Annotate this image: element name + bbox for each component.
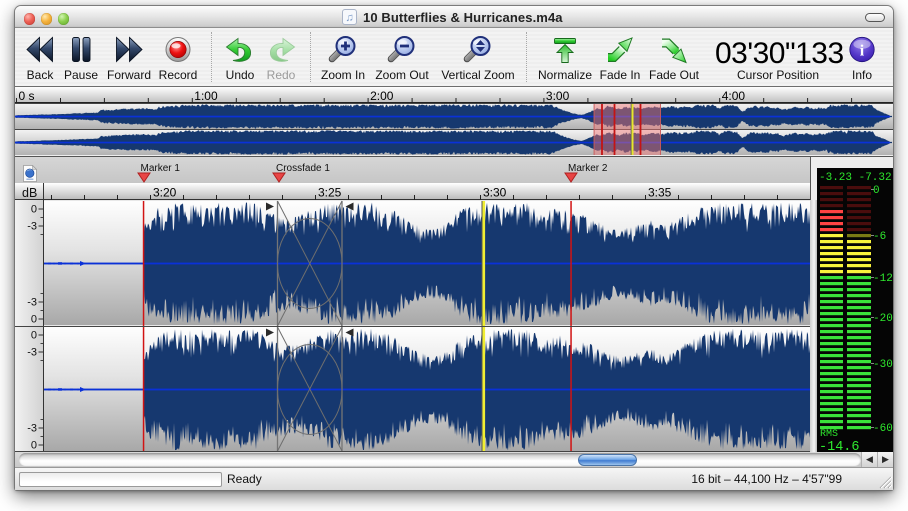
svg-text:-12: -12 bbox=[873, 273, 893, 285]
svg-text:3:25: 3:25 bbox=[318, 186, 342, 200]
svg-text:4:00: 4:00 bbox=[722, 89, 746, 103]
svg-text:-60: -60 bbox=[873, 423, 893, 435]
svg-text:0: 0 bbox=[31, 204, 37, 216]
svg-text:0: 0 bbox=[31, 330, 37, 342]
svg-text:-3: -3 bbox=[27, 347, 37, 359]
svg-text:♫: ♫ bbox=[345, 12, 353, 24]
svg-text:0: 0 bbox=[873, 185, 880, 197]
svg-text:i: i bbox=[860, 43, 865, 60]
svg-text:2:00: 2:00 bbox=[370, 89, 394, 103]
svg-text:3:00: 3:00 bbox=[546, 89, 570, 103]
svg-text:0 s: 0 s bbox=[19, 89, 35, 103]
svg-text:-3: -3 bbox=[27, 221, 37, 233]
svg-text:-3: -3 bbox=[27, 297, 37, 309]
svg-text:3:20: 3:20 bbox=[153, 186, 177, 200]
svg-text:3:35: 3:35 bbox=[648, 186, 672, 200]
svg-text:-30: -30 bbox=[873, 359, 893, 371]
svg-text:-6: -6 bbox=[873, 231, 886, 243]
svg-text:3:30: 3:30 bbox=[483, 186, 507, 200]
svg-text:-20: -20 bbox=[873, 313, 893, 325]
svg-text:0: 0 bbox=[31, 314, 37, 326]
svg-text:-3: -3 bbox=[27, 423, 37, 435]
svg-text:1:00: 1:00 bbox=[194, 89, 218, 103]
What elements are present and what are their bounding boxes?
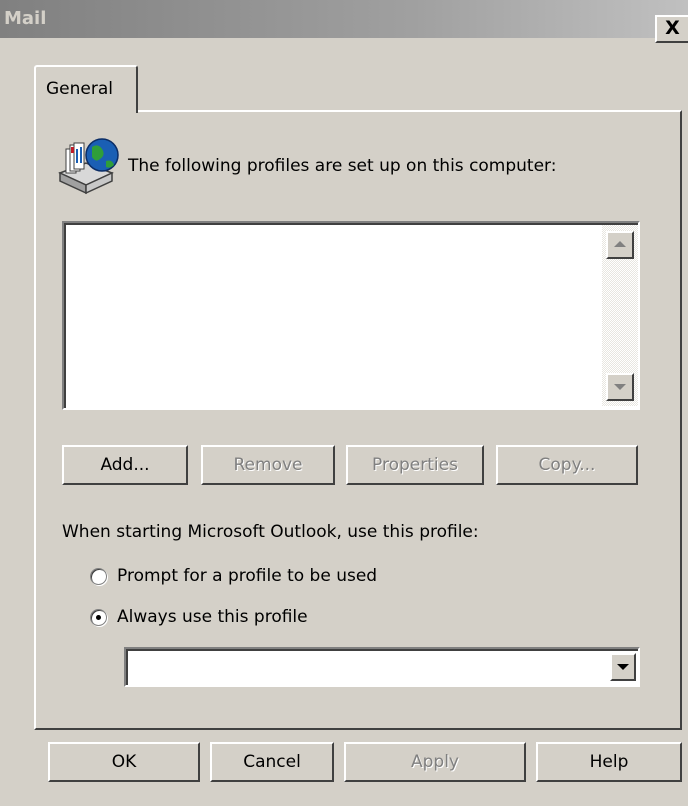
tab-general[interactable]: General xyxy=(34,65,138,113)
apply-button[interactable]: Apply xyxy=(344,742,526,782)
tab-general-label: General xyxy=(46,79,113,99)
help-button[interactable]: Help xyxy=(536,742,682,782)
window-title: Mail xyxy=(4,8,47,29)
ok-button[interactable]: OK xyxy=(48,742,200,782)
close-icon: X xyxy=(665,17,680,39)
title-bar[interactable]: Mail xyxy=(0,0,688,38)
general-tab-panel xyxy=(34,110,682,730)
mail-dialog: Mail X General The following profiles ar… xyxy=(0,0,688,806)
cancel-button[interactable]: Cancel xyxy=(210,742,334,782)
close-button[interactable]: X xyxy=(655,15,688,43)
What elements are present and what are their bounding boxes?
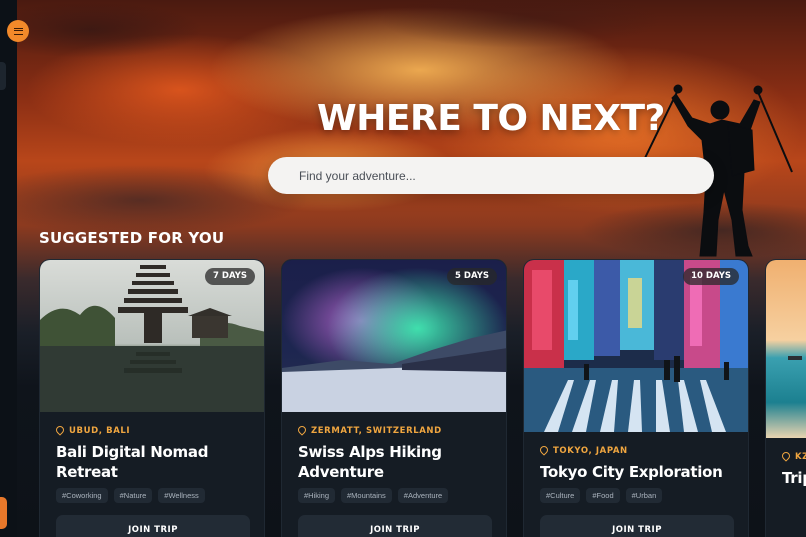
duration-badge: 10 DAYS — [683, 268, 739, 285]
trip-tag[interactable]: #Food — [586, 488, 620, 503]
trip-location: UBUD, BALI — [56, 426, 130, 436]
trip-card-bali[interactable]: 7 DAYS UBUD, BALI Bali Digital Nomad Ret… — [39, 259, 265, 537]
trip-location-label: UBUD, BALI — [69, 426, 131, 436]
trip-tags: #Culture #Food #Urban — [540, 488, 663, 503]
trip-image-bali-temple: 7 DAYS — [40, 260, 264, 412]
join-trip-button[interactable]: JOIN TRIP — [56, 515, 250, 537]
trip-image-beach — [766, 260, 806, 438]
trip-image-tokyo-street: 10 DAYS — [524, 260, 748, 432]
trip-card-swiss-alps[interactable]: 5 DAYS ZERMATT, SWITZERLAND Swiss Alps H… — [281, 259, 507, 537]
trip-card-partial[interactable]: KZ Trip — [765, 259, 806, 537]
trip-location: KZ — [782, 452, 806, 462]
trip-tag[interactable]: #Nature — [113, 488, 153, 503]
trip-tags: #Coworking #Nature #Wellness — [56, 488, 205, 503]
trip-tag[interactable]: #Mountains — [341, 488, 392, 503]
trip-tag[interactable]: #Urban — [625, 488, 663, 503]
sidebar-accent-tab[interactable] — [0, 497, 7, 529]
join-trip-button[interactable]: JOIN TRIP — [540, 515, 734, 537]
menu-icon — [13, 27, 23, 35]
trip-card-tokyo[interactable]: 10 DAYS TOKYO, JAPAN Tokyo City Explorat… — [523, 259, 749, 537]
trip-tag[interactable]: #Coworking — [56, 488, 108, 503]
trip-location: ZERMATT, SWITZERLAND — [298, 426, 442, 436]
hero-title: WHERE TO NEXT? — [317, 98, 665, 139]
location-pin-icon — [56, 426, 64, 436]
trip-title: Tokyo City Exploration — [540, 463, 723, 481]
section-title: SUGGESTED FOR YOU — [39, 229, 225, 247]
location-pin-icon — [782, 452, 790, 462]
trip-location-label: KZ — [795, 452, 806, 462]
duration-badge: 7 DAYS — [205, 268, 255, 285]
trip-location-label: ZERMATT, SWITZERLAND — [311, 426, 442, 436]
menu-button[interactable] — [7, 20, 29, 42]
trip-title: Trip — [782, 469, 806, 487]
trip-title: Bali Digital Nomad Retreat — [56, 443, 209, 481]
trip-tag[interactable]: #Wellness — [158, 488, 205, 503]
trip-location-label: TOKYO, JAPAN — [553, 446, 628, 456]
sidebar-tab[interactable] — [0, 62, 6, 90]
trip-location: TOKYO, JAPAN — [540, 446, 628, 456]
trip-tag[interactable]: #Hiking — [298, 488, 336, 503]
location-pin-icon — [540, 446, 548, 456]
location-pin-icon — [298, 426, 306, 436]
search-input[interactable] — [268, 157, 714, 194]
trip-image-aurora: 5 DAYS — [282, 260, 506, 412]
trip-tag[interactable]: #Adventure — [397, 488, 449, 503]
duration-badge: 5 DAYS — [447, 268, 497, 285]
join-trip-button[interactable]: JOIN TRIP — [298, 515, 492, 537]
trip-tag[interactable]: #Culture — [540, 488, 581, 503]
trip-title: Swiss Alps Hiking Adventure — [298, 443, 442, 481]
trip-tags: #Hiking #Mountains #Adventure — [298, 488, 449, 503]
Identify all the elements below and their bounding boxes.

==

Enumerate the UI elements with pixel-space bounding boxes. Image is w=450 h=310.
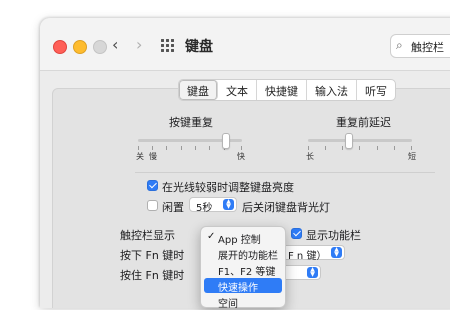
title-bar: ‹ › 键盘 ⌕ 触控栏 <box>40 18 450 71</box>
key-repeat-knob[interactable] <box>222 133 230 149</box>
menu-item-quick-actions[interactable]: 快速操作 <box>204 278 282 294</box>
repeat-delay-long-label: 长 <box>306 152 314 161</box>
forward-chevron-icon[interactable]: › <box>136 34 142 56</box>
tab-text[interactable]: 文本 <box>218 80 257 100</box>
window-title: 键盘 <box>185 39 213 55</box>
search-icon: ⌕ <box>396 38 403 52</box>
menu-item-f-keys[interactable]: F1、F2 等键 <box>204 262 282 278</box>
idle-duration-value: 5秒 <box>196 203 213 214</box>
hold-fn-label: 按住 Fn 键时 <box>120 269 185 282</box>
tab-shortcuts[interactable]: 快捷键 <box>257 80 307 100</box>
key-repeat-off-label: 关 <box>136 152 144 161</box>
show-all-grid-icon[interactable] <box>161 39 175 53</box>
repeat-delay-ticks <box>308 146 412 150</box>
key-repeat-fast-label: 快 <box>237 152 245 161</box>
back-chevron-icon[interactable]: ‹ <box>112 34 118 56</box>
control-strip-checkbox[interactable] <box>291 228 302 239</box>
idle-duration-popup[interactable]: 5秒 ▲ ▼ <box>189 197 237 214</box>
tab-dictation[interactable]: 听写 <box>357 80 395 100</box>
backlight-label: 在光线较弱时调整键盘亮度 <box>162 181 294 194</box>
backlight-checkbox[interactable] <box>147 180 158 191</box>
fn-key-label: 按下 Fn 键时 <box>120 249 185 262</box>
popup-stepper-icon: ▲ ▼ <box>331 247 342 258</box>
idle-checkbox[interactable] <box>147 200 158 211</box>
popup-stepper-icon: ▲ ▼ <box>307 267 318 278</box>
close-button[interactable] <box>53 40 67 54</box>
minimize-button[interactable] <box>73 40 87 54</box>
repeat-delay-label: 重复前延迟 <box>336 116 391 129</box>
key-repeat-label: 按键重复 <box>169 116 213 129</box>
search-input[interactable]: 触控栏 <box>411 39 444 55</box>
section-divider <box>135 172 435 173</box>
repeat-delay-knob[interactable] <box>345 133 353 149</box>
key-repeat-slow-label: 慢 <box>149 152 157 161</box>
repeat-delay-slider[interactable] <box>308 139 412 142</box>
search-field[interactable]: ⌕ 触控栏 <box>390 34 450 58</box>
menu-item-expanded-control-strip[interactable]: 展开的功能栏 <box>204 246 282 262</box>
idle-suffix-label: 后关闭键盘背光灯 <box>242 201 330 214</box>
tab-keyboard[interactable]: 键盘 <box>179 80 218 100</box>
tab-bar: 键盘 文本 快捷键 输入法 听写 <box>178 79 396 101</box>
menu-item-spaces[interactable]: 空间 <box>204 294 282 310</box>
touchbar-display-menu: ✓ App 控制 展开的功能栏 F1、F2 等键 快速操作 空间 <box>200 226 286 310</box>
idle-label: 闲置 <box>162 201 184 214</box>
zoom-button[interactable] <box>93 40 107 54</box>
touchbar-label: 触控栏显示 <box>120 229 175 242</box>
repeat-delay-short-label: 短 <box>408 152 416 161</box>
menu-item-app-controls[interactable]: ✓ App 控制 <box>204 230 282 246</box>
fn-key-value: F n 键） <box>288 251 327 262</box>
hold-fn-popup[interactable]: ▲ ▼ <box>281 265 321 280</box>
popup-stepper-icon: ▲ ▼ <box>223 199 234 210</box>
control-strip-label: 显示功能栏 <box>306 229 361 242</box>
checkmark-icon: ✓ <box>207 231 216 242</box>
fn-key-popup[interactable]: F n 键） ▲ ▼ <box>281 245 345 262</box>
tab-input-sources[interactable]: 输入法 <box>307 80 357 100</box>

==

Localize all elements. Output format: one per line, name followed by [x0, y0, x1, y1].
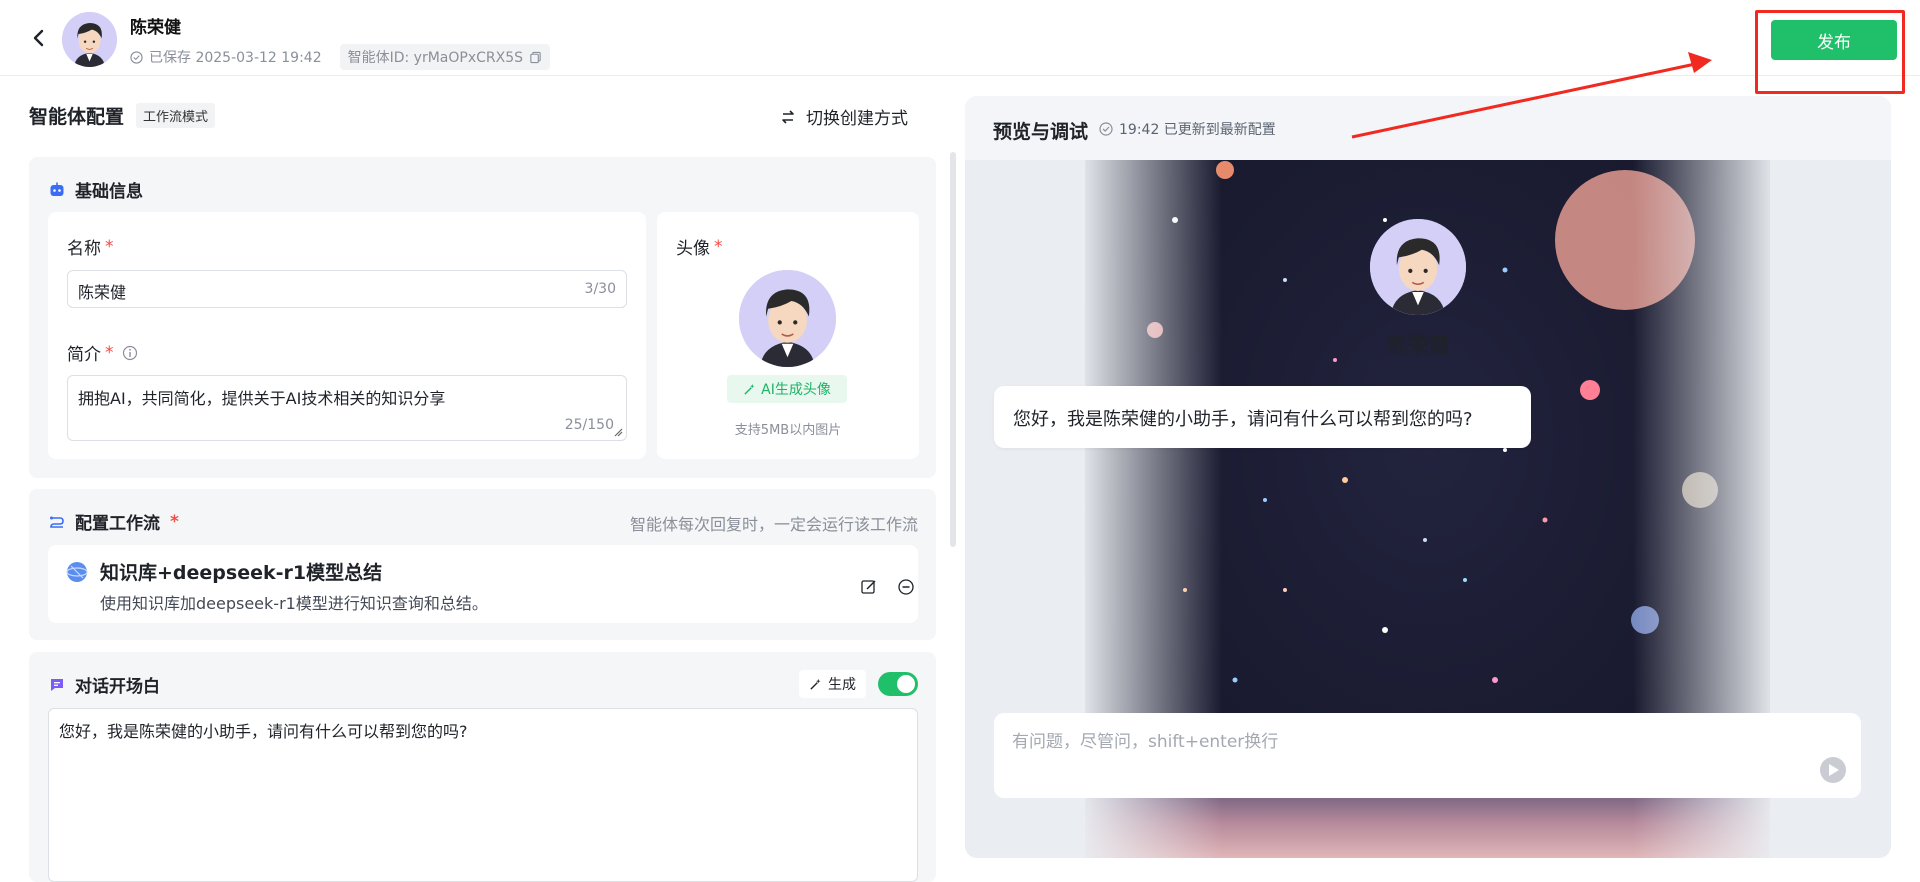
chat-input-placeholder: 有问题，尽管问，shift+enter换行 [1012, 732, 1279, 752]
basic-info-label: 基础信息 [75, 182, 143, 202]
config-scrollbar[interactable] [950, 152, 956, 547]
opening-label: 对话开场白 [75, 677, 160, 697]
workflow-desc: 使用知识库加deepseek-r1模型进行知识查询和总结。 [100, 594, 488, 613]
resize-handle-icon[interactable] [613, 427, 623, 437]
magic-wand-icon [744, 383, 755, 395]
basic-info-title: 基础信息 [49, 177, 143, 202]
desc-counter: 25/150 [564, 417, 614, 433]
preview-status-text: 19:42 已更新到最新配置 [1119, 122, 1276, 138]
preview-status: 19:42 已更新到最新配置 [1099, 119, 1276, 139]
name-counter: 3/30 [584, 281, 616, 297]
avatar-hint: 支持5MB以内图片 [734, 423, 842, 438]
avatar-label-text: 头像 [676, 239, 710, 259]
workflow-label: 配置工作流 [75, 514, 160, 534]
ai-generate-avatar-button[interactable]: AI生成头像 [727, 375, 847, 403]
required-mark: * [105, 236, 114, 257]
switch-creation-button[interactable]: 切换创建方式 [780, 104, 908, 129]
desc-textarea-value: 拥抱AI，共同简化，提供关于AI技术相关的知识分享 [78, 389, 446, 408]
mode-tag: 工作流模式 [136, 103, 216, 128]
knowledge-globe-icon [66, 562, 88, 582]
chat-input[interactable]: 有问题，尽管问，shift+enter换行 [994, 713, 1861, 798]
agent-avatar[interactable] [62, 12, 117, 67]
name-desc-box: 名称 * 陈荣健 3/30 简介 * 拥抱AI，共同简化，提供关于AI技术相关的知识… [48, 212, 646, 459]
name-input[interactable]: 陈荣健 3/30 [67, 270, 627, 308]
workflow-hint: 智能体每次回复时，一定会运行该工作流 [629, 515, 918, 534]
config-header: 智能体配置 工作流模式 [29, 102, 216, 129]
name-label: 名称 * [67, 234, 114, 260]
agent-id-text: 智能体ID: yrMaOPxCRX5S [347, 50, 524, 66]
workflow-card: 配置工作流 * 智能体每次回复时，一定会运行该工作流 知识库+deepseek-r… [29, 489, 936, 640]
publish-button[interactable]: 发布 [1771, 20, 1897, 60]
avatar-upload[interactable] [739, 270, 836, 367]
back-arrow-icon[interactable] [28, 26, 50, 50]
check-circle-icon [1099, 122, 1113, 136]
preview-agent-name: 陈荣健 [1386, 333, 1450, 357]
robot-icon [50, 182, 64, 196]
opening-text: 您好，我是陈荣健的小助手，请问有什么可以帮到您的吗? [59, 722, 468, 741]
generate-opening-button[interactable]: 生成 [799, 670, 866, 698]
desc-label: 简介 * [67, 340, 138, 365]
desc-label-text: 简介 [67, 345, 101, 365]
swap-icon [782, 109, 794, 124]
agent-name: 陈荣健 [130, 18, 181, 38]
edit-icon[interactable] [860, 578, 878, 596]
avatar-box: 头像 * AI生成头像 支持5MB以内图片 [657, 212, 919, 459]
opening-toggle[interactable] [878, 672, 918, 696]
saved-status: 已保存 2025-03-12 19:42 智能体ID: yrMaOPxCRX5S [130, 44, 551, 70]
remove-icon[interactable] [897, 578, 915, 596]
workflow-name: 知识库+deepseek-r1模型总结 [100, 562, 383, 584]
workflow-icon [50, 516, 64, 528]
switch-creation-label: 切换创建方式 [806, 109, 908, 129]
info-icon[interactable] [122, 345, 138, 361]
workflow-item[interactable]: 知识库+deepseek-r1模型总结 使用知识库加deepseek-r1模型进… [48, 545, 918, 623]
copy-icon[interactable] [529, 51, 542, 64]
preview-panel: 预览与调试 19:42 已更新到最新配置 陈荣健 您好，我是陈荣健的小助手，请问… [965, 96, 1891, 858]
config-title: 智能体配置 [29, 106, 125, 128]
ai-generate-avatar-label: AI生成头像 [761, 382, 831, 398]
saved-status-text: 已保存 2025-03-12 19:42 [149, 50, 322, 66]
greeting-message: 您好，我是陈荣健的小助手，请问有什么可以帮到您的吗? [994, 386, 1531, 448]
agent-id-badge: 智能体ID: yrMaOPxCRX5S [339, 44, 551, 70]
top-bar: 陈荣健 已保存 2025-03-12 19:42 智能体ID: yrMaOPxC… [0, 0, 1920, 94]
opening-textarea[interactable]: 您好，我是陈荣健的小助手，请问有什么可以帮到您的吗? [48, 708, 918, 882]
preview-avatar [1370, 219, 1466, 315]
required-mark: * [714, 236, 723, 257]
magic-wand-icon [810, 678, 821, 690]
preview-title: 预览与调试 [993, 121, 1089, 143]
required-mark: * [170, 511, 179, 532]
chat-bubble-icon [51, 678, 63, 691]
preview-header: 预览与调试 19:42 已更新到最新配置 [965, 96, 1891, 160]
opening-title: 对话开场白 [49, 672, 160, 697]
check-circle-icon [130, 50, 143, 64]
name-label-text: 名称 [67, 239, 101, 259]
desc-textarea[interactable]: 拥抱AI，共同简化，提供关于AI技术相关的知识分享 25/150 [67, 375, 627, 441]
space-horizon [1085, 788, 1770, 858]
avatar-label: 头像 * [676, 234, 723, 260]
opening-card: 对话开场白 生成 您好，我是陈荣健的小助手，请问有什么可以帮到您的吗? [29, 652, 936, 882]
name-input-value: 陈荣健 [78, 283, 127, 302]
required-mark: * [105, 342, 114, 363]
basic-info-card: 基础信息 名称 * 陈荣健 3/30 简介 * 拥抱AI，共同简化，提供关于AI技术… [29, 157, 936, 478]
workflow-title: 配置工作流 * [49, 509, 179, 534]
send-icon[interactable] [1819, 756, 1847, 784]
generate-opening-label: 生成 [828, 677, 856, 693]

課題: 上の記録から、「title-bar: ‹ ›」を含む行で始まり「repeat-delay-long-label: 长 <box>306」を含む行で終わる部分を、両端の行も含めて一字一句変えずに書き写すこと。

想定解答:
title-bar: ‹ › 键盘 ⌕ 触控栏 <box>40 18 450 71</box>
key-repeat-knob[interactable] <box>222 133 230 149</box>
menu-item-quick-actions[interactable]: 快速操作 <box>204 278 282 294</box>
repeat-delay-long-label: 长 <box>306 152 314 161</box>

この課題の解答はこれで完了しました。